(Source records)
---

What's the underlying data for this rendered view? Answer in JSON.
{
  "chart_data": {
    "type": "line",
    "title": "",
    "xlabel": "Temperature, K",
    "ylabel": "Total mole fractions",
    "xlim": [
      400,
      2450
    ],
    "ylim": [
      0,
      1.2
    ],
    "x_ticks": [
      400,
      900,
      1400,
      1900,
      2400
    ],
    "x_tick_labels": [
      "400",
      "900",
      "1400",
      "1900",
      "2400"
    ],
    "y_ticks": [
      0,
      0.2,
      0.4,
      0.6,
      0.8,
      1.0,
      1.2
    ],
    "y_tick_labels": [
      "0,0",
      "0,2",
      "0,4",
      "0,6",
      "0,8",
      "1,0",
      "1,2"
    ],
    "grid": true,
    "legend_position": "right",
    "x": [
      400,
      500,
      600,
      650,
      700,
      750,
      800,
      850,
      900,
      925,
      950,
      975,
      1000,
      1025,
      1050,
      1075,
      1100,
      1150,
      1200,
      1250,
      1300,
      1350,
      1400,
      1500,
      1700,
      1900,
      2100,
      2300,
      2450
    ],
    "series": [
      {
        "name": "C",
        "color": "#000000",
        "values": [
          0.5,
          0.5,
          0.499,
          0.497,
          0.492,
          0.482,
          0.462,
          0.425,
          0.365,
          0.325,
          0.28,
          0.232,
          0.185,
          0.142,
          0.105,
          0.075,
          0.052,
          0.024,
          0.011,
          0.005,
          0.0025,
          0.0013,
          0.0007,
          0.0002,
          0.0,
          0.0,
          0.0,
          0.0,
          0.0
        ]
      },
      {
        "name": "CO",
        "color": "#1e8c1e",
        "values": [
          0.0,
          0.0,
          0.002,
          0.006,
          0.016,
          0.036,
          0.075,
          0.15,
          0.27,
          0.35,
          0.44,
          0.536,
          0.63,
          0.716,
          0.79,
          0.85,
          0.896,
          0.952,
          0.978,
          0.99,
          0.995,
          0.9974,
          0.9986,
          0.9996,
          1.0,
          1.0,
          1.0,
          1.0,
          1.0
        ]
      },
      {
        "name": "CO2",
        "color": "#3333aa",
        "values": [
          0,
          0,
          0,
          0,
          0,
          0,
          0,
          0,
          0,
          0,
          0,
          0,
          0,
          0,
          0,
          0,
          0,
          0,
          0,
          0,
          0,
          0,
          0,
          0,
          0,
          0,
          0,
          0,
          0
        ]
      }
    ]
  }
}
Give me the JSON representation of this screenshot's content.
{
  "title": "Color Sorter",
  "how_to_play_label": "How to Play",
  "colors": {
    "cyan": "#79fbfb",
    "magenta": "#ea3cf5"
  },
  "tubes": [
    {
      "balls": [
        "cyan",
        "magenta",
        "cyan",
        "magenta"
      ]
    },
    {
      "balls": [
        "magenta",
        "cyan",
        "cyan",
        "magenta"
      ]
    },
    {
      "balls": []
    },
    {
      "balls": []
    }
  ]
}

---

> [Given exercise]: Give the number of lines where the string "this" occurs, without any further text.

> [The completed task]: 2